The request -
Some lines of these records may hold the word "Churn"; state how many, using only the number.

'''

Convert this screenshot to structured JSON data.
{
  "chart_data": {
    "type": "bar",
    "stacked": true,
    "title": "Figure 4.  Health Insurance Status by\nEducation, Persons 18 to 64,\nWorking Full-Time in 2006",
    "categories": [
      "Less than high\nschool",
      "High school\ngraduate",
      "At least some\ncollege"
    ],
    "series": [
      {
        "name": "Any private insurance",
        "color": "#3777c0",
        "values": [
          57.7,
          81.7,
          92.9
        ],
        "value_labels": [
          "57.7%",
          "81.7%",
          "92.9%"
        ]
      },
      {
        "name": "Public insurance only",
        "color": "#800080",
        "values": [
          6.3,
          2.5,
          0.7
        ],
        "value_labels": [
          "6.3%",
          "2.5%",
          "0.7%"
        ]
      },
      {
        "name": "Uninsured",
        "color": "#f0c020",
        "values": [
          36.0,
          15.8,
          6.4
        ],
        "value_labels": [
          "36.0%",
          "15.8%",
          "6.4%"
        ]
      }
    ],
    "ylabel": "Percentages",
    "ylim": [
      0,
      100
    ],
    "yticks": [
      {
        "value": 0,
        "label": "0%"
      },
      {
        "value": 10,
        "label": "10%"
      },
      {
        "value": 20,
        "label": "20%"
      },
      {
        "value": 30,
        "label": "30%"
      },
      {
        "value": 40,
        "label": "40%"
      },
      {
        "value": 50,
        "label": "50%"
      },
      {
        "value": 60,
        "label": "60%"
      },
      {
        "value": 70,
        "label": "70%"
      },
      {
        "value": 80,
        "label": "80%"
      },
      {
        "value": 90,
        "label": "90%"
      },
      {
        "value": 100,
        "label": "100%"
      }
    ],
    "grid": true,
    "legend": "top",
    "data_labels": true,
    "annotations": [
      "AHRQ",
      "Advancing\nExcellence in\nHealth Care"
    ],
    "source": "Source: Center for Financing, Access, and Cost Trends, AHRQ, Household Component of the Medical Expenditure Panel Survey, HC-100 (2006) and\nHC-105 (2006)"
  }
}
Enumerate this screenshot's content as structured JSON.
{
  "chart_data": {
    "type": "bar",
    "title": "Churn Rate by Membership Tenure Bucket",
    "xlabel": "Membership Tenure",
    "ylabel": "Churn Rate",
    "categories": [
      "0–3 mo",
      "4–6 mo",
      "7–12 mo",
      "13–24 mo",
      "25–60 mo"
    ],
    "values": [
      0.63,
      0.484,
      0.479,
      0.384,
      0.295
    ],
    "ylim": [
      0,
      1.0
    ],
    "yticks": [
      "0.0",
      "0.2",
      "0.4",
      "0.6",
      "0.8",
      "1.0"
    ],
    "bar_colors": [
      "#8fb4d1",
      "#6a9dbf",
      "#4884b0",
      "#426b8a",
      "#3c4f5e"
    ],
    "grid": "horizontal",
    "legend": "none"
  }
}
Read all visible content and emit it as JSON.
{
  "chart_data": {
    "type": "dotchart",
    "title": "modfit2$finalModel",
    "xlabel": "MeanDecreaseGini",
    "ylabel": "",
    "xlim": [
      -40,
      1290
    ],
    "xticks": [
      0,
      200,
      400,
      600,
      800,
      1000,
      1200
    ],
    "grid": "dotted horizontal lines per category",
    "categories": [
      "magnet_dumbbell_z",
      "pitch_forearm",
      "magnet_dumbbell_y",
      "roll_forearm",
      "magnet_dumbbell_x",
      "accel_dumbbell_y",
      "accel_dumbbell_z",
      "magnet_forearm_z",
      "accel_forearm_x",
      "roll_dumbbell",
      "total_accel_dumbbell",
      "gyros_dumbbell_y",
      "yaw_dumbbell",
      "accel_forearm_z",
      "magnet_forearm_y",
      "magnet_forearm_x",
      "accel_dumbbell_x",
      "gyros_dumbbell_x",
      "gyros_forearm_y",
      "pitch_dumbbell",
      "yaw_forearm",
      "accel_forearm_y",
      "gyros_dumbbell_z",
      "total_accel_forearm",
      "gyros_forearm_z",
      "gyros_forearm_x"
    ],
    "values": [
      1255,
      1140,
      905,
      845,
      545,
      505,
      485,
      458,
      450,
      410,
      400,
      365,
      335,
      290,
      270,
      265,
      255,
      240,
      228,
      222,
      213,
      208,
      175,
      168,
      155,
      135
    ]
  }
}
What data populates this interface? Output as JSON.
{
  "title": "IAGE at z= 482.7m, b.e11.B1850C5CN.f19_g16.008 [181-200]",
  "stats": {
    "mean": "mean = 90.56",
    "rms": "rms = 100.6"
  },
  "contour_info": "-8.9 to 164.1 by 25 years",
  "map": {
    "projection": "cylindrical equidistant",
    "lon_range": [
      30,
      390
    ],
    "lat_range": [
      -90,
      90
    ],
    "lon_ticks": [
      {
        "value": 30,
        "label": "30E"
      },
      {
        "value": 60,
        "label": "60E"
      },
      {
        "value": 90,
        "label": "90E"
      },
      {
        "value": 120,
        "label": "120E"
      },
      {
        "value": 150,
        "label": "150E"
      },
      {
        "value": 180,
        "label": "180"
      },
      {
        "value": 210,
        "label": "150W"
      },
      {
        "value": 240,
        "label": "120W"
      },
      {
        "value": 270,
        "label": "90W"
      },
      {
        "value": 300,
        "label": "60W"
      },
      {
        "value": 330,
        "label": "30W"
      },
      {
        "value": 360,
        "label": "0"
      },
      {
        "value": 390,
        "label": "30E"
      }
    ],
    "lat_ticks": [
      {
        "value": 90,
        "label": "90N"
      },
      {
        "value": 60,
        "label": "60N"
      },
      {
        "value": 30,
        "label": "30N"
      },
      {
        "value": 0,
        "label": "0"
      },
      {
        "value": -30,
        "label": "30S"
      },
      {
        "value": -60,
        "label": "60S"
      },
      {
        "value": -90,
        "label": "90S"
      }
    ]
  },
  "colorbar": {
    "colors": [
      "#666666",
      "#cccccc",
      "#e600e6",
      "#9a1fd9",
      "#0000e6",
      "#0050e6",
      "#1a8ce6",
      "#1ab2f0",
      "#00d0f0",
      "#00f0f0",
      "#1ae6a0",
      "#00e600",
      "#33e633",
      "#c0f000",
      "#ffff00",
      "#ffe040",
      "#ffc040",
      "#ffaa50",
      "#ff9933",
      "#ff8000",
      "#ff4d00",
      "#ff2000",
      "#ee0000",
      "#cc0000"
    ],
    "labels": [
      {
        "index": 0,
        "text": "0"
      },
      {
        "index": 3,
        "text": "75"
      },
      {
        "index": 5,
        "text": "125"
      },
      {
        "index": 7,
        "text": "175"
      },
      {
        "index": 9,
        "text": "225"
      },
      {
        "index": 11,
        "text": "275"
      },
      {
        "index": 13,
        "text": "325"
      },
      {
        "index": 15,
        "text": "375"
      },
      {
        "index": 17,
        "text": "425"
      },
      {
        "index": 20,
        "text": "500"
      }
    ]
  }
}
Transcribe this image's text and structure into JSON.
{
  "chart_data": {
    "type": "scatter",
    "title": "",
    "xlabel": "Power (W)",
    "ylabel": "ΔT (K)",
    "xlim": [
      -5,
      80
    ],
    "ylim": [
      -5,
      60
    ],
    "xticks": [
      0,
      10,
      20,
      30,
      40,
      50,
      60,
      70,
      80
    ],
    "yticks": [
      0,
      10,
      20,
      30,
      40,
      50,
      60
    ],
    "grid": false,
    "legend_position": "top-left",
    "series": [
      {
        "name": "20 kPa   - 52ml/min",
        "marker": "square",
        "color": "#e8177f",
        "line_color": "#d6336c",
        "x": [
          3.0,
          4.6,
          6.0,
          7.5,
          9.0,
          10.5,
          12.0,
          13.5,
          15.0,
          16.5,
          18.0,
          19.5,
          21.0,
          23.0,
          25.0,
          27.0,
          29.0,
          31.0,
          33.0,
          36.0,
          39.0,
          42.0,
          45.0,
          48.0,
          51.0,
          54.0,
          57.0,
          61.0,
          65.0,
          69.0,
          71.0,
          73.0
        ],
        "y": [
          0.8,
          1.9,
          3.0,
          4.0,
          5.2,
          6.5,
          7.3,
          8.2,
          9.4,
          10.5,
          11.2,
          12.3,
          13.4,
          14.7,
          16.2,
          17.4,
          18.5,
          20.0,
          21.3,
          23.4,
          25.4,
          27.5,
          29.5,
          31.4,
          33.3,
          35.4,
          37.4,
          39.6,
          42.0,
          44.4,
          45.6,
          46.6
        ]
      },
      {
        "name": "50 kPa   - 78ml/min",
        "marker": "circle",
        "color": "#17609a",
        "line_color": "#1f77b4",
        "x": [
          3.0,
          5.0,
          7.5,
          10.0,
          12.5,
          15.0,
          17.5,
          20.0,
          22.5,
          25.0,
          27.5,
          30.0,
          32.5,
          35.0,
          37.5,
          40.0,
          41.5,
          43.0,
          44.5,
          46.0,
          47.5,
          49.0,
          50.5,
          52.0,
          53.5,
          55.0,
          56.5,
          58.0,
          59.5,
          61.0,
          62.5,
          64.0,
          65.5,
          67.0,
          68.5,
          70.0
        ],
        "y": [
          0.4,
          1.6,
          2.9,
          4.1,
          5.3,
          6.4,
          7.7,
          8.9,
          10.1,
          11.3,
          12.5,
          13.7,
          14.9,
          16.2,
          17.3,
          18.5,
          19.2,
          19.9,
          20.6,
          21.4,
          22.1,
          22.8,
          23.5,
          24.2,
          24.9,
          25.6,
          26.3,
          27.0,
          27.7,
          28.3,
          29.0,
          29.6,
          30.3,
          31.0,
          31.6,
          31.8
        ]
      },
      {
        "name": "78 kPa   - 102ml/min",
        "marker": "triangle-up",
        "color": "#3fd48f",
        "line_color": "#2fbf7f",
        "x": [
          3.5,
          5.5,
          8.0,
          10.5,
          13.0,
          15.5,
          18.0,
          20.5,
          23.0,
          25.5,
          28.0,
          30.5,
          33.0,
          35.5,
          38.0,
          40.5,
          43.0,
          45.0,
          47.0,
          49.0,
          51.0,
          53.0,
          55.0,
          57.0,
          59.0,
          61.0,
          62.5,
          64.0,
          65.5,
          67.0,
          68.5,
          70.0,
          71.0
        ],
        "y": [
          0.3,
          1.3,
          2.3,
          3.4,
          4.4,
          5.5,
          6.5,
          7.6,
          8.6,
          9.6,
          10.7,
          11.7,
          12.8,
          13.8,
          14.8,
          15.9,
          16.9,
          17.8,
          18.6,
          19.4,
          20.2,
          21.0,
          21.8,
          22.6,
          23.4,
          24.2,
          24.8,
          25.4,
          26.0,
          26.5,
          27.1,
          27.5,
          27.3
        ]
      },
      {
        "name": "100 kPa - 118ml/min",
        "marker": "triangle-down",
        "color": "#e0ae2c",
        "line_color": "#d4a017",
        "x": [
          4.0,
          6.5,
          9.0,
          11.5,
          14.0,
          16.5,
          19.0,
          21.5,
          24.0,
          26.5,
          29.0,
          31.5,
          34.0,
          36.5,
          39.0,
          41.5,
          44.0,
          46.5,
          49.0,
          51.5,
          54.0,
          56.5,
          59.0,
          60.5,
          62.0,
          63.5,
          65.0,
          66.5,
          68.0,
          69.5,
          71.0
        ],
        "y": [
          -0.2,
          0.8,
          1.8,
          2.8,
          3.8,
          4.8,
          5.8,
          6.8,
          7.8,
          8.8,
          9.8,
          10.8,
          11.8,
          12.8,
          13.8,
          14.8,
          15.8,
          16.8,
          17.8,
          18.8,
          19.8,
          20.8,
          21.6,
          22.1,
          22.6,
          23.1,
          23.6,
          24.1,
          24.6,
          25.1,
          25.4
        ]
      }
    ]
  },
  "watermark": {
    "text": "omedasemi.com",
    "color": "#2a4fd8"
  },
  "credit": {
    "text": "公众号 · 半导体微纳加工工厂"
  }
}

'''

Final answer -
2